Dataset items:
---*---
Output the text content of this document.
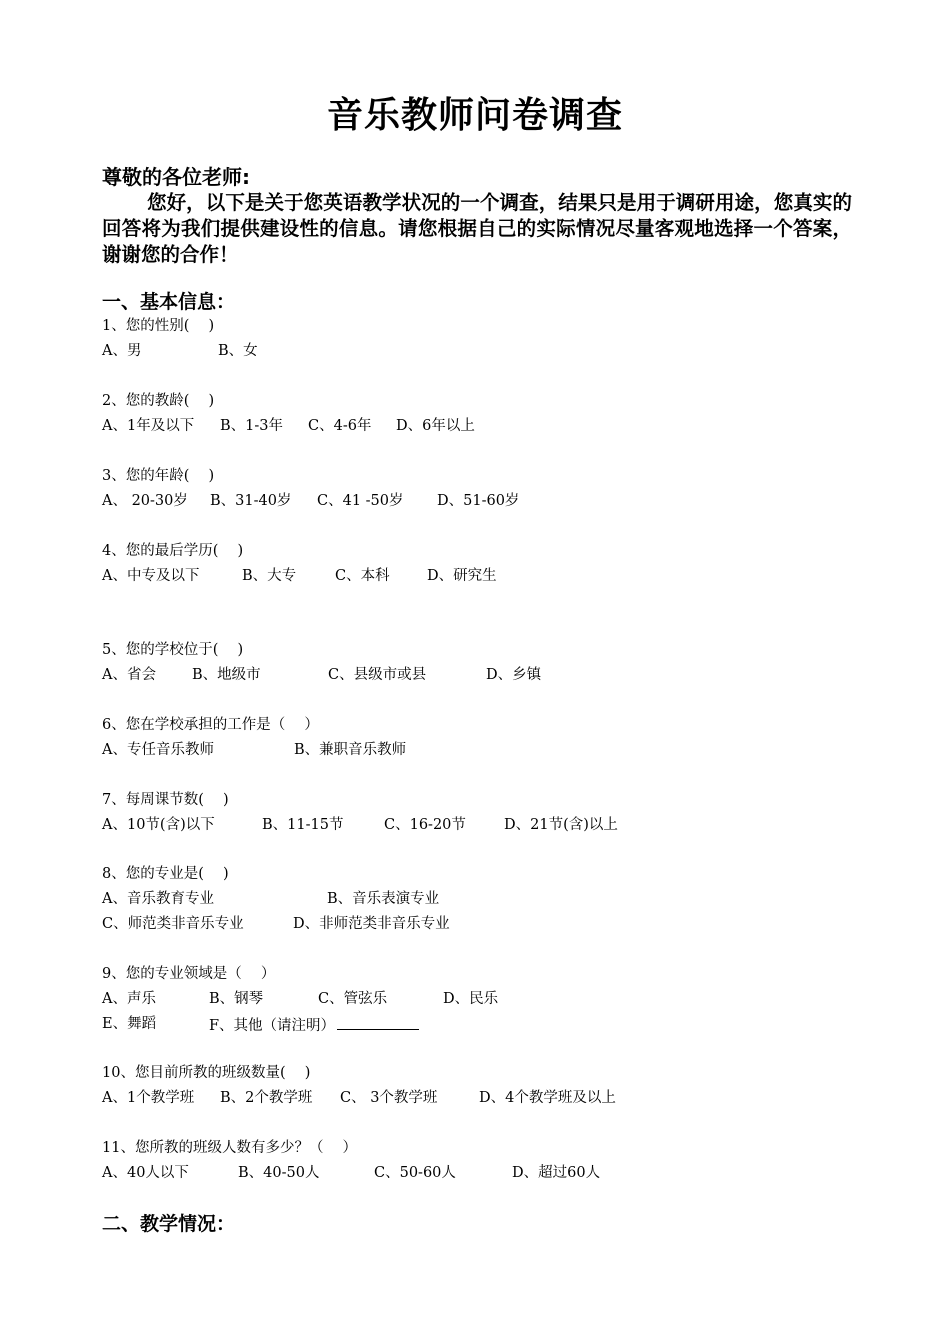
音乐教师问卷调查
尊敬的各位老师:
您好，以下是关于您英语教学状况的一个调查，结果只是用于调研用途，您真实的回答将为我们提供建设性的信息。请您根据自己的实际情况尽量客观地选择一个答案，谢谢您的合作！
一、基本信息：
1、您的性别(　 )
A、男	B、女
2、您的教龄(　 )
A、1年及以下 B、1-3年 C、4-6年 D、6年以上
3、您的年龄(　 )
A、 20-30岁 B、31-40岁 C、41 -50岁 D、51-60岁
4、您的最后学历(　 )
A、中专及以下	B、大专	C、本科	D、研究生
5、您的学校位于(　 )
A、省会 B、地级市	C、县级市或县	D、乡镇
6、您在学校承担的工作是（　 ）
A、专任音乐教师	B、兼职音乐教师
7、每周课节数(　 )
A、10节(含)以下	B、11-15节	C、16-20节	D、21节(含)以上
8、您的专业是(　 )
A、音乐教育专业	B、音乐表演专业
C、师范类非音乐专业	D、非师范类非音乐专业
9、您的专业领域是（　 ）
A、声乐	B、钢琴	C、管弦乐	D、民乐
E、舞蹈	F、其他（请注明）
10、您目前所教的班级数量(　 )
A、1个教学班 B、2个教学班 C、 3个教学班	D、4个教学班及以上
11、您所教的班级人数有多少？（　 ）
A、40人以下	B、40-50人	C、50-60人	D、超过60人
二、教学情况：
---*---
**Task statement**
All preceding records should be duplicated verbatim, images excepted.

**Problem solution**
Output the text content of this document.
音乐教师问卷调查
尊敬的各位老师:
您好，以下是关于您英语教学状况的一个调查，结果只是用于调研用途，您真实的回答将为我们提供建设性的信息。请您根据自己的实际情况尽量客观地选择一个答案，谢谢您的合作！
一、基本信息：
1、您的性别(　 )
A、男	B、女
2、您的教龄(　 )
A、1年及以下 B、1-3年 C、4-6年 D、6年以上
3、您的年龄(　 )
A、 20-30岁 B、31-40岁 C、41 -50岁 D、51-60岁
4、您的最后学历(　 )
A、中专及以下	B、大专	C、本科	D、研究生
5、您的学校位于(　 )
A、省会 B、地级市	C、县级市或县	D、乡镇
6、您在学校承担的工作是（　 ）
A、专任音乐教师	B、兼职音乐教师
7、每周课节数(　 )
A、10节(含)以下	B、11-15节	C、16-20节	D、21节(含)以上
8、您的专业是(　 )
A、音乐教育专业	B、音乐表演专业
C、师范类非音乐专业	D、非师范类非音乐专业
9、您的专业领域是（　 ）
A、声乐	B、钢琴	C、管弦乐	D、民乐
E、舞蹈	F、其他（请注明）
10、您目前所教的班级数量(　 )
A、1个教学班 B、2个教学班 C、 3个教学班	D、4个教学班及以上
11、您所教的班级人数有多少？（　 ）
A、40人以下	B、40-50人	C、50-60人	D、超过60人
二、教学情况：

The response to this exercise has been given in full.